Take every line from the material that has the word "filter" in it.

▶ _Excerpted data_:
-- Start --

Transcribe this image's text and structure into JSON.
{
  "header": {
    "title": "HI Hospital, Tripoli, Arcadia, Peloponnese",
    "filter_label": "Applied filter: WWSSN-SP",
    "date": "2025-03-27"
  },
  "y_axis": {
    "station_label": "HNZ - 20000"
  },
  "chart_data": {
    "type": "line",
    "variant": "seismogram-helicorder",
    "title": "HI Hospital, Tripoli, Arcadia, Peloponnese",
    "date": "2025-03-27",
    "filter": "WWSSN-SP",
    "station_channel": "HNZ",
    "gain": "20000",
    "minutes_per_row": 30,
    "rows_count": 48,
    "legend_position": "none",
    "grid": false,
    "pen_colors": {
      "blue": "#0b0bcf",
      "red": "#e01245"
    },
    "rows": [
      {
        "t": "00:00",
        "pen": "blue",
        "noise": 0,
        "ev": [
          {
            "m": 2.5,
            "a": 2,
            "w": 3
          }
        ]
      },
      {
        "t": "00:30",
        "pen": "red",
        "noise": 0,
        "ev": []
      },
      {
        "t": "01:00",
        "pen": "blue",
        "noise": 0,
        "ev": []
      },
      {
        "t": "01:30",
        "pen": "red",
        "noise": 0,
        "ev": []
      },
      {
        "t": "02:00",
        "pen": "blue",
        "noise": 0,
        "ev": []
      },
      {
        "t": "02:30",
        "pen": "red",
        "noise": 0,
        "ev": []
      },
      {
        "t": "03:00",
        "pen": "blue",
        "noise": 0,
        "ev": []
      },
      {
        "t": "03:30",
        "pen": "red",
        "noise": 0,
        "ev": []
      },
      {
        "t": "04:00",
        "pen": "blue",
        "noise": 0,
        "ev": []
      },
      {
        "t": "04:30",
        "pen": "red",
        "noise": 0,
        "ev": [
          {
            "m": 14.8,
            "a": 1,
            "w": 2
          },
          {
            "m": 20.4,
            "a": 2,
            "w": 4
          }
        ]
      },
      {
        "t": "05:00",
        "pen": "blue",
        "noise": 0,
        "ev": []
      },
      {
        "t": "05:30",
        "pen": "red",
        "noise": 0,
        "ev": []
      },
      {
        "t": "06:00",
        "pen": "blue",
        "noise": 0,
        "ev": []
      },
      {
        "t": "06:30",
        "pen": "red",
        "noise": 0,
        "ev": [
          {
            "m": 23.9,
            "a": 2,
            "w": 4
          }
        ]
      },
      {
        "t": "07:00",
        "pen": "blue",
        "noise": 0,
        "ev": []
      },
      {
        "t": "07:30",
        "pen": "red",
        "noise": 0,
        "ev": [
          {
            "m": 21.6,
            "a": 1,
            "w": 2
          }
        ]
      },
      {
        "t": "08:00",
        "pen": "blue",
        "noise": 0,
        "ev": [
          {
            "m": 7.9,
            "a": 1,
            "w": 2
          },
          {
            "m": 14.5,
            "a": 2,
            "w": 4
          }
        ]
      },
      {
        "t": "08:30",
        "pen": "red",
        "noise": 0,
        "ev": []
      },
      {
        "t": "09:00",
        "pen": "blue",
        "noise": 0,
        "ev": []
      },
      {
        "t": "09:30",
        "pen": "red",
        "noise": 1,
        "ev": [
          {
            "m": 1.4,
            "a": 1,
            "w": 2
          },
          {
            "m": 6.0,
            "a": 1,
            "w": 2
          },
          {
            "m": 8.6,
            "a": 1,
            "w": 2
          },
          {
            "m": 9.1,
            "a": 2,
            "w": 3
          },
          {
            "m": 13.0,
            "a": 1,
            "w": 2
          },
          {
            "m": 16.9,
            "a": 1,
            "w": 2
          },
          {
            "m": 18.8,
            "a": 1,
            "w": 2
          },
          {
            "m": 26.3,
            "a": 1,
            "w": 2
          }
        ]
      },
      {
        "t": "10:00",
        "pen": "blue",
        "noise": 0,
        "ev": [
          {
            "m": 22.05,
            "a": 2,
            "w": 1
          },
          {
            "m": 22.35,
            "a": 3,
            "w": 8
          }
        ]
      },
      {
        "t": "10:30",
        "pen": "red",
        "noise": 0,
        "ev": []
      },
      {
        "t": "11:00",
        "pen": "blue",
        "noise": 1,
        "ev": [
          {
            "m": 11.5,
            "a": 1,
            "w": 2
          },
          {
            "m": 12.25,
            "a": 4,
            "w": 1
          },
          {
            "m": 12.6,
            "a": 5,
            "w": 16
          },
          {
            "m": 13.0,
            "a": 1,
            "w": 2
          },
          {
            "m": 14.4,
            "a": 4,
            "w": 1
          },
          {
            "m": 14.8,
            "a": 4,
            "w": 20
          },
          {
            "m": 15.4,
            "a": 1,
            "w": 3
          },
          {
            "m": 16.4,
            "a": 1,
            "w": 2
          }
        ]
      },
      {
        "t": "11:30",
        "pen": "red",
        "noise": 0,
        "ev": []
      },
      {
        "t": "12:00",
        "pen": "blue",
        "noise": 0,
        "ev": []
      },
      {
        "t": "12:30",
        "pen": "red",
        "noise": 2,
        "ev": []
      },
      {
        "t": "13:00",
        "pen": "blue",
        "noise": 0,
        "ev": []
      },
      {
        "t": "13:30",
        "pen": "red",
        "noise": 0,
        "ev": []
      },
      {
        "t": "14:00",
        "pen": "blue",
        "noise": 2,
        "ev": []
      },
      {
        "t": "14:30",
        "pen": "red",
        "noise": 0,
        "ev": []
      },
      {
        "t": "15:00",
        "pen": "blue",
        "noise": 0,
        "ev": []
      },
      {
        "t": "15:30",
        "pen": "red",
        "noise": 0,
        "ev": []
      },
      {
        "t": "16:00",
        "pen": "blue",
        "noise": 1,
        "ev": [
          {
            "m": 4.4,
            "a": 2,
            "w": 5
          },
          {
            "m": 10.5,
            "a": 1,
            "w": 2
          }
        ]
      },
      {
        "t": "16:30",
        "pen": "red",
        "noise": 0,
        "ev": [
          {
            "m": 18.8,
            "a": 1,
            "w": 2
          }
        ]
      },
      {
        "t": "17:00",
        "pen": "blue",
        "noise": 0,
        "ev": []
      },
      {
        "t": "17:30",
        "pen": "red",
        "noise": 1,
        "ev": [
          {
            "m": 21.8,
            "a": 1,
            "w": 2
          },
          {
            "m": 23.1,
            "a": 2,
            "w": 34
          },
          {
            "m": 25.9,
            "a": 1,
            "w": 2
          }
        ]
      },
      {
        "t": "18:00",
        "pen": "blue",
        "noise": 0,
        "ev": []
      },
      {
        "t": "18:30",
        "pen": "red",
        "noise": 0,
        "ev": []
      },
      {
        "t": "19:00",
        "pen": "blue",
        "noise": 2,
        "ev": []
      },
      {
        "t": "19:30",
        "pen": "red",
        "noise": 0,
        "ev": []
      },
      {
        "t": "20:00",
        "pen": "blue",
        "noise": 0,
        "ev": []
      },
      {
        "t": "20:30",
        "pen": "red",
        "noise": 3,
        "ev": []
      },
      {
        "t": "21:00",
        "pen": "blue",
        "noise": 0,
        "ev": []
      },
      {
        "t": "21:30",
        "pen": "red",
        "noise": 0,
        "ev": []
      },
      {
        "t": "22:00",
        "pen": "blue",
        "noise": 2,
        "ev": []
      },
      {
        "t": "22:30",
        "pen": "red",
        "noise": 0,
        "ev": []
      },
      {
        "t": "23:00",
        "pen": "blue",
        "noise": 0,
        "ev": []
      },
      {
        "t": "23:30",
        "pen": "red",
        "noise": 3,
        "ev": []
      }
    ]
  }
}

-- End --

▶ _Full answer_:
    "filter_label": "Applied filter: WWSSN-SP",
    "filter": "WWSSN-SP",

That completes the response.